[start of Listed entries]
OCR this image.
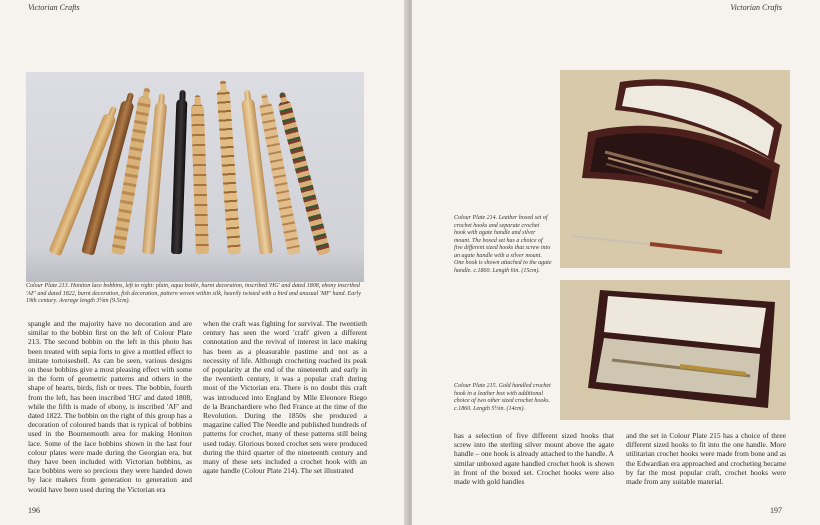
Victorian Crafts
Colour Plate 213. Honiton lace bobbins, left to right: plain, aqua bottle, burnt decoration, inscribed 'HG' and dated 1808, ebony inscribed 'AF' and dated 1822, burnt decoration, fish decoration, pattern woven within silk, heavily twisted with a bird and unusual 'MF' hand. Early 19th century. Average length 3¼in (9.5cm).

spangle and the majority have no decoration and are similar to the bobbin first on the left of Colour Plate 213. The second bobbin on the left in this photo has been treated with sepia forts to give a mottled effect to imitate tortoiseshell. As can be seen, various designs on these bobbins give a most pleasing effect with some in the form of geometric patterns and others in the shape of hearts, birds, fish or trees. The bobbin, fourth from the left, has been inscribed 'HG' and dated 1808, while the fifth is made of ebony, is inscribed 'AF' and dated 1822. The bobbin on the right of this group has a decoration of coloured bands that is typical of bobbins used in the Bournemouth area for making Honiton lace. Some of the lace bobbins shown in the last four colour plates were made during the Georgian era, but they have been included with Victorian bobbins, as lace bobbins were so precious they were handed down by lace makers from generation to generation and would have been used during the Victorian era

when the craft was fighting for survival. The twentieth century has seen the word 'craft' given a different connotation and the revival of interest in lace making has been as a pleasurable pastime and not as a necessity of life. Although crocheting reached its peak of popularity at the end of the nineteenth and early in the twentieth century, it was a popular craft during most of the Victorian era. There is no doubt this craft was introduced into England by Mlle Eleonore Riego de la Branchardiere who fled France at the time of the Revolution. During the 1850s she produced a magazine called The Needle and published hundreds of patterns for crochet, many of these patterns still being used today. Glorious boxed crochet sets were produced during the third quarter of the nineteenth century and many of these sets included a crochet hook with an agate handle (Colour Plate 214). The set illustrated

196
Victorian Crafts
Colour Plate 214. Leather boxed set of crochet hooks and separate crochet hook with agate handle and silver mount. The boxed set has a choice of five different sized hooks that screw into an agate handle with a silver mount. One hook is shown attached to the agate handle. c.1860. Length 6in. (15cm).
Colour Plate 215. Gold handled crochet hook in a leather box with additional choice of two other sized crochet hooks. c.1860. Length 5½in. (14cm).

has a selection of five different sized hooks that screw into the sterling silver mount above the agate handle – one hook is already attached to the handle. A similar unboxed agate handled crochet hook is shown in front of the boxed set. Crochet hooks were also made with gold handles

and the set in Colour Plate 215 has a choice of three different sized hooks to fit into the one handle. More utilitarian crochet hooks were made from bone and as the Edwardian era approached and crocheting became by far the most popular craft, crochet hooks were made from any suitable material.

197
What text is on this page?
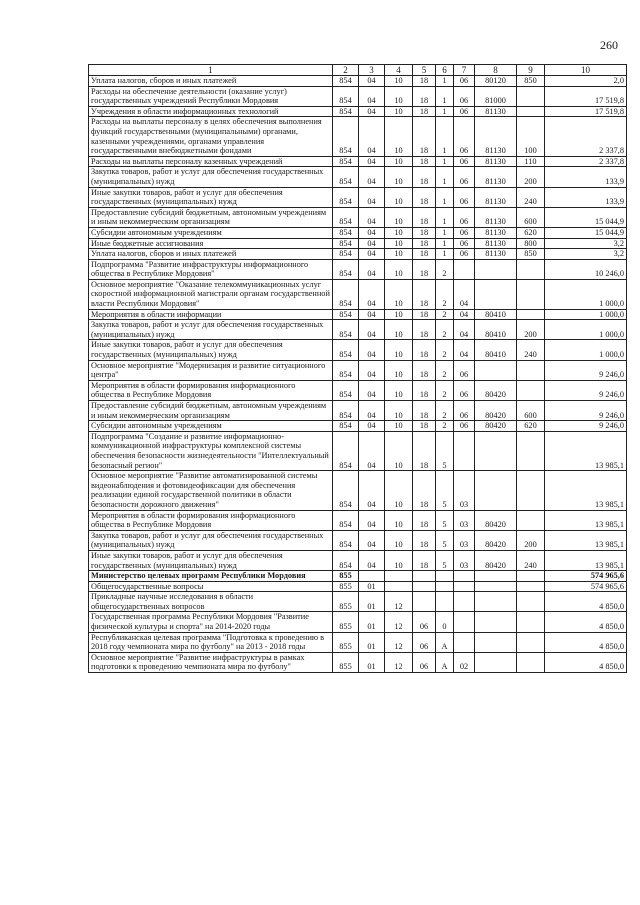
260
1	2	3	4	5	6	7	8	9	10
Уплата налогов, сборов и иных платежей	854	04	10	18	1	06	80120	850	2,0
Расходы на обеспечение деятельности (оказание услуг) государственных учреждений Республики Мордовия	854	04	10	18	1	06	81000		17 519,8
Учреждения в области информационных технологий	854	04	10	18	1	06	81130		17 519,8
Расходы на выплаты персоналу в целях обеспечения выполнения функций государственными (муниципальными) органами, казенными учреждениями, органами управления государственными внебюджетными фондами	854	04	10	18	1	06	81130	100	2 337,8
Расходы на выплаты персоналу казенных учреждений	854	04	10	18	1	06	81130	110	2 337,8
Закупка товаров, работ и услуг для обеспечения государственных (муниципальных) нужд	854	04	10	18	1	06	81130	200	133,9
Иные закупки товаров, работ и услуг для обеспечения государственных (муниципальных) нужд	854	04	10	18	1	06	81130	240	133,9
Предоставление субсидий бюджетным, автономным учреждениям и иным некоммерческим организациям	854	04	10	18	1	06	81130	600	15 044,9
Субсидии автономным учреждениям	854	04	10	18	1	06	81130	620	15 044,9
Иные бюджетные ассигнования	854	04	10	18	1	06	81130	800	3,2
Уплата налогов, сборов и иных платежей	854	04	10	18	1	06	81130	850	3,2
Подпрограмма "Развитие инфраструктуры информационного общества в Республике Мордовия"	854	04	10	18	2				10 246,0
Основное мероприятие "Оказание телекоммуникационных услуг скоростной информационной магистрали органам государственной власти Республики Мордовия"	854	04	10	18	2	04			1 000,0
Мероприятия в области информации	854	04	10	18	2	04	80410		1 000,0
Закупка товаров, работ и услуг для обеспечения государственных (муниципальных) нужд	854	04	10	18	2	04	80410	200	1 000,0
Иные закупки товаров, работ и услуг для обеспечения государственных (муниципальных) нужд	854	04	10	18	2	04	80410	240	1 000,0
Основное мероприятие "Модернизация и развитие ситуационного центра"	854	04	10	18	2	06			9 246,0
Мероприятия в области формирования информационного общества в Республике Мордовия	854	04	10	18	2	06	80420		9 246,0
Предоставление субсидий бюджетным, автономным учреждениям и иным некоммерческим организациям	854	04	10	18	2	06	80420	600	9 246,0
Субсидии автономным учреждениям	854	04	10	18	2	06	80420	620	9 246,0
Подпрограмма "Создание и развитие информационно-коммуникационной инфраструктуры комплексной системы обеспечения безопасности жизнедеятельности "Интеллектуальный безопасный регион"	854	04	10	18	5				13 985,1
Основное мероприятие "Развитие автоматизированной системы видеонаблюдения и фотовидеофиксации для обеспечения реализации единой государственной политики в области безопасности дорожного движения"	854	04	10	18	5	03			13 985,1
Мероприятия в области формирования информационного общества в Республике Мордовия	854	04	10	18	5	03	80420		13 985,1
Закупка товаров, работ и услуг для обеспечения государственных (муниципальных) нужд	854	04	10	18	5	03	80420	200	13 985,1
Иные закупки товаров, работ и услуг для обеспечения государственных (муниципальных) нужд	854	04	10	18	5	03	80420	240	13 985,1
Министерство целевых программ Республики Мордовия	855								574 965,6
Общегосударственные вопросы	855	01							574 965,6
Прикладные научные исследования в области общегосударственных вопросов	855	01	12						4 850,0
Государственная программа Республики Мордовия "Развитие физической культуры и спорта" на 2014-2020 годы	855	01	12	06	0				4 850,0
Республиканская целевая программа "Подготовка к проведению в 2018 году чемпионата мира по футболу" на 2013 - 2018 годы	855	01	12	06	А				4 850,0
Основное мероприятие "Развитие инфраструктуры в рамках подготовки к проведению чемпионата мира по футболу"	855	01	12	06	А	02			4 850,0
[end of Listed entries]
Set task. Output the data above without changes, apart from leaving out the pictures.

Full response.
OCR this image.
Victorian Crafts
Colour Plate 213. Honiton lace bobbins, left to right: plain, aqua bottle, burnt decoration, inscribed 'HG' and dated 1808, ebony inscribed 'AF' and dated 1822, burnt decoration, fish decoration, pattern woven within silk, heavily twisted with a bird and unusual 'MF' hand. Early 19th century. Average length 3¼in (9.5cm).

spangle and the majority have no decoration and are similar to the bobbin first on the left of Colour Plate 213. The second bobbin on the left in this photo has been treated with sepia forts to give a mottled effect to imitate tortoiseshell. As can be seen, various designs on these bobbins give a most pleasing effect with some in the form of geometric patterns and others in the shape of hearts, birds, fish or trees. The bobbin, fourth from the left, has been inscribed 'HG' and dated 1808, while the fifth is made of ebony, is inscribed 'AF' and dated 1822. The bobbin on the right of this group has a decoration of coloured bands that is typical of bobbins used in the Bournemouth area for making Honiton lace. Some of the lace bobbins shown in the last four colour plates were made during the Georgian era, but they have been included with Victorian bobbins, as lace bobbins were so precious they were handed down by lace makers from generation to generation and would have been used during the Victorian era

when the craft was fighting for survival. The twentieth century has seen the word 'craft' given a different connotation and the revival of interest in lace making has been as a pleasurable pastime and not as a necessity of life. Although crocheting reached its peak of popularity at the end of the nineteenth and early in the twentieth century, it was a popular craft during most of the Victorian era. There is no doubt this craft was introduced into England by Mlle Eleonore Riego de la Branchardiere who fled France at the time of the Revolution. During the 1850s she produced a magazine called The Needle and published hundreds of patterns for crochet, many of these patterns still being used today. Glorious boxed crochet sets were produced during the third quarter of the nineteenth century and many of these sets included a crochet hook with an agate handle (Colour Plate 214). The set illustrated

196
Victorian Crafts
Colour Plate 214. Leather boxed set of crochet hooks and separate crochet hook with agate handle and silver mount. The boxed set has a choice of five different sized hooks that screw into an agate handle with a silver mount. One hook is shown attached to the agate handle. c.1860. Length 6in. (15cm).
Colour Plate 215. Gold handled crochet hook in a leather box with additional choice of two other sized crochet hooks. c.1860. Length 5½in. (14cm).

has a selection of five different sized hooks that screw into the sterling silver mount above the agate handle – one hook is already attached to the handle. A similar unboxed agate handled crochet hook is shown in front of the boxed set. Crochet hooks were also made with gold handles

and the set in Colour Plate 215 has a choice of three different sized hooks to fit into the one handle. More utilitarian crochet hooks were made from bone and as the Edwardian era approached and crocheting became by far the most popular craft, crochet hooks were made from any suitable material.

197
What text is on this page?
260
1	2	3	4	5	6	7	8	9	10
Уплата налогов, сборов и иных платежей	854	04	10	18	1	06	80120	850	2,0
Расходы на обеспечение деятельности (оказание услуг) государственных учреждений Республики Мордовия	854	04	10	18	1	06	81000		17 519,8
Учреждения в области информационных технологий	854	04	10	18	1	06	81130		17 519,8
Расходы на выплаты персоналу в целях обеспечения выполнения функций государственными (муниципальными) органами, казенными учреждениями, органами управления государственными внебюджетными фондами	854	04	10	18	1	06	81130	100	2 337,8
Расходы на выплаты персоналу казенных учреждений	854	04	10	18	1	06	81130	110	2 337,8
Закупка товаров, работ и услуг для обеспечения государственных (муниципальных) нужд	854	04	10	18	1	06	81130	200	133,9
Иные закупки товаров, работ и услуг для обеспечения государственных (муниципальных) нужд	854	04	10	18	1	06	81130	240	133,9
Предоставление субсидий бюджетным, автономным учреждениям и иным некоммерческим организациям	854	04	10	18	1	06	81130	600	15 044,9
Субсидии автономным учреждениям	854	04	10	18	1	06	81130	620	15 044,9
Иные бюджетные ассигнования	854	04	10	18	1	06	81130	800	3,2
Уплата налогов, сборов и иных платежей	854	04	10	18	1	06	81130	850	3,2
Подпрограмма "Развитие инфраструктуры информационного общества в Республике Мордовия"	854	04	10	18	2				10 246,0
Основное мероприятие "Оказание телекоммуникационных услуг скоростной информационной магистрали органам государственной власти Республики Мордовия"	854	04	10	18	2	04			1 000,0
Мероприятия в области информации	854	04	10	18	2	04	80410		1 000,0
Закупка товаров, работ и услуг для обеспечения государственных (муниципальных) нужд	854	04	10	18	2	04	80410	200	1 000,0
Иные закупки товаров, работ и услуг для обеспечения государственных (муниципальных) нужд	854	04	10	18	2	04	80410	240	1 000,0
Основное мероприятие "Модернизация и развитие ситуационного центра"	854	04	10	18	2	06			9 246,0
Мероприятия в области формирования информационного общества в Республике Мордовия	854	04	10	18	2	06	80420		9 246,0
Предоставление субсидий бюджетным, автономным учреждениям и иным некоммерческим организациям	854	04	10	18	2	06	80420	600	9 246,0
Субсидии автономным учреждениям	854	04	10	18	2	06	80420	620	9 246,0
Подпрограмма "Создание и развитие информационно-коммуникационной инфраструктуры комплексной системы обеспечения безопасности жизнедеятельности "Интеллектуальный безопасный регион"	854	04	10	18	5				13 985,1
Основное мероприятие "Развитие автоматизированной системы видеонаблюдения и фотовидеофиксации для обеспечения реализации единой государственной политики в области безопасности дорожного движения"	854	04	10	18	5	03			13 985,1
Мероприятия в области формирования информационного общества в Республике Мордовия	854	04	10	18	5	03	80420		13 985,1
Закупка товаров, работ и услуг для обеспечения государственных (муниципальных) нужд	854	04	10	18	5	03	80420	200	13 985,1
Иные закупки товаров, работ и услуг для обеспечения государственных (муниципальных) нужд	854	04	10	18	5	03	80420	240	13 985,1
Министерство целевых программ Республики Мордовия	855								574 965,6
Общегосударственные вопросы	855	01							574 965,6
Прикладные научные исследования в области общегосударственных вопросов	855	01	12						4 850,0
Государственная программа Республики Мордовия "Развитие физической культуры и спорта" на 2014-2020 годы	855	01	12	06	0				4 850,0
Республиканская целевая программа "Подготовка к проведению в 2018 году чемпионата мира по футболу" на 2013 - 2018 годы	855	01	12	06	А				4 850,0
Основное мероприятие "Развитие инфраструктуры в рамках подготовки к проведению чемпионата мира по футболу"	855	01	12	06	А	02			4 850,0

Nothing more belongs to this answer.